Task brief:
Make an exact copy of each entry, leaving out every picture.

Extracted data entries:
------

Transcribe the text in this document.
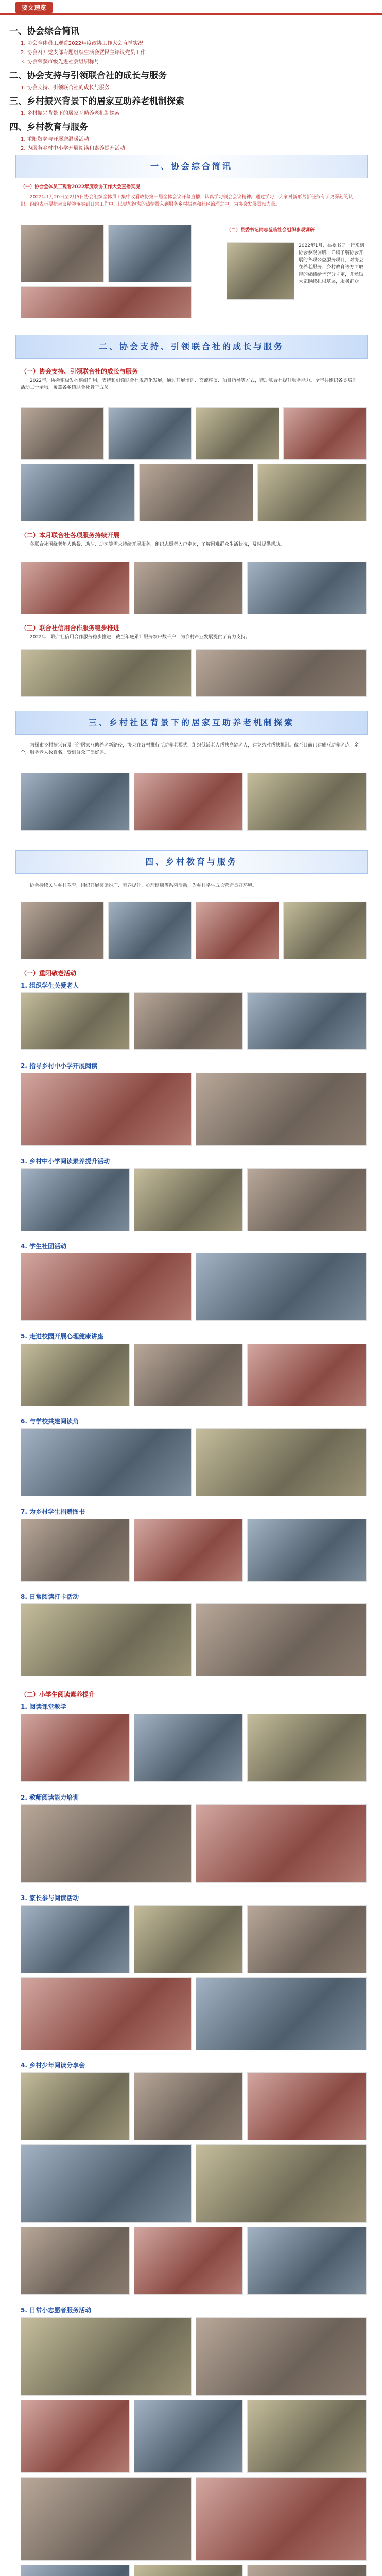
要文速览
一、协会综合简讯
1. 协会全体员工观看2022年度政协工作大会直播实况
2. 协会召开党支部专题组织生活会暨民主评议党员工作
3. 协会荣获市级先进社会组织称号
二、协会支持与引领联合社的成长与服务
1. 协会支持、引领联合社的成长与服务
三、乡村振兴背景下的居家互助养老机制探索
1. 乡村振兴背景下的居家互助养老机制探索
四、乡村教育与服务
1. 重阳敬老与开展送温暖活动
2. 为服务乡村中小学开展阅读和素养提升活动
一、协会综合简讯
（一）协会全体员工观看2022年度政协工作大会直播实况
2022年1月20日至2月5日协会组织全体员工集中收看政协第一届全体会议开幕直播，认真学习领会会议精神。通过学习，大家对新形势新任务有了更深刻的认识，纷纷表示要把会议精神落实到日常工作中，以更加饱满的热情投入到服务乡村振兴和社区治理之中，为协会发展贡献力量。
（二）县委书记同志莅临社会组织参观调研
2022年1月，县委书记一行来到协会参观调研，详细了解协会开展的各项公益服务项目，对协会在养老服务、乡村教育等方面取得的成绩给予充分肯定，并勉励大家继续扎根基层，服务群众。
二、协会支持、引领联合社的成长与服务
（一）协会支持、引领联合社的成长与服务
2022年，协会积极发挥枢纽作用，支持和引领联合社规范化发展，通过开展培训、交流座谈、项目指导等方式，帮助联合社提升服务能力。全年共组织各类培训活动二十余场，覆盖各乡镇联合社骨干成员。
（二）本月联合社各项服务持续开展
各联合社围绕老年人助餐、助洁、助医等需求持续开展服务，组织志愿者入户走访，了解困难群众生活状况，及时提供帮助。
（三）联合社信用合作服务稳步推进
2022年，联合社信用合作服务稳步推进，截至年底累计服务农户数千户，为乡村产业发展提供了有力支持。
三、乡村社区背景下的居家互助养老机制探索
为探索乡村振兴背景下的居家互助养老新路径，协会在各村推行互助养老模式，组织低龄老人帮扶高龄老人，建立结对帮扶机制。截至目前已建成互助养老点十余个，服务老人数百名，受到群众广泛好评。
四、乡村教育与服务
协会持续关注乡村教育，组织开展阅读推广、素养提升、心理健康等系列活动，为乡村学生成长营造良好环境。
（一）重阳敬老活动
1. 组织学生关爱老人
2. 指导乡村中小学开展阅读
3. 乡村中小学阅读素养提升活动
4. 学生社团活动
5. 走进校园开展心理健康讲座
6. 与学校共建阅读角
7. 为乡村学生捐赠图书
8. 日常阅读打卡活动
（二）小学生阅读素养提升
1. 阅读课堂教学
2. 教师阅读能力培训
3. 家长参与阅读活动
4. 乡村少年阅读分享会
5. 日常小志愿者服务活动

------

Written answer:
Transcribe the text in this document.
要文速览
一、协会综合简讯
1. 协会全体员工观看2022年度政协工作大会直播实况
2. 协会召开党支部专题组织生活会暨民主评议党员工作
3. 协会荣获市级先进社会组织称号
二、协会支持与引领联合社的成长与服务
1. 协会支持、引领联合社的成长与服务
三、乡村振兴背景下的居家互助养老机制探索
1. 乡村振兴背景下的居家互助养老机制探索
四、乡村教育与服务
1. 重阳敬老与开展送温暖活动
2. 为服务乡村中小学开展阅读和素养提升活动
一、协会综合简讯
（一）协会全体员工观看2022年度政协工作大会直播实况
2022年1月20日至2月5日协会组织全体员工集中收看政协第一届全体会议开幕直播，认真学习领会会议精神。通过学习，大家对新形势新任务有了更深刻的认识，纷纷表示要把会议精神落实到日常工作中，以更加饱满的热情投入到服务乡村振兴和社区治理之中，为协会发展贡献力量。
（二）县委书记同志莅临社会组织参观调研
2022年1月，县委书记一行来到协会参观调研，详细了解协会开展的各项公益服务项目，对协会在养老服务、乡村教育等方面取得的成绩给予充分肯定，并勉励大家继续扎根基层，服务群众。
二、协会支持、引领联合社的成长与服务
（一）协会支持、引领联合社的成长与服务
2022年，协会积极发挥枢纽作用，支持和引领联合社规范化发展，通过开展培训、交流座谈、项目指导等方式，帮助联合社提升服务能力。全年共组织各类培训活动二十余场，覆盖各乡镇联合社骨干成员。
（二）本月联合社各项服务持续开展
各联合社围绕老年人助餐、助洁、助医等需求持续开展服务，组织志愿者入户走访，了解困难群众生活状况，及时提供帮助。
（三）联合社信用合作服务稳步推进
2022年，联合社信用合作服务稳步推进，截至年底累计服务农户数千户，为乡村产业发展提供了有力支持。
三、乡村社区背景下的居家互助养老机制探索
为探索乡村振兴背景下的居家互助养老新路径，协会在各村推行互助养老模式，组织低龄老人帮扶高龄老人，建立结对帮扶机制。截至目前已建成互助养老点十余个，服务老人数百名，受到群众广泛好评。
四、乡村教育与服务
协会持续关注乡村教育，组织开展阅读推广、素养提升、心理健康等系列活动，为乡村学生成长营造良好环境。
（一）重阳敬老活动
1. 组织学生关爱老人
2. 指导乡村中小学开展阅读
3. 乡村中小学阅读素养提升活动
4. 学生社团活动
5. 走进校园开展心理健康讲座
6. 与学校共建阅读角
7. 为乡村学生捐赠图书
8. 日常阅读打卡活动
（二）小学生阅读素养提升
1. 阅读课堂教学
2. 教师阅读能力培训
3. 家长参与阅读活动
4. 乡村少年阅读分享会
5. 日常小志愿者服务活动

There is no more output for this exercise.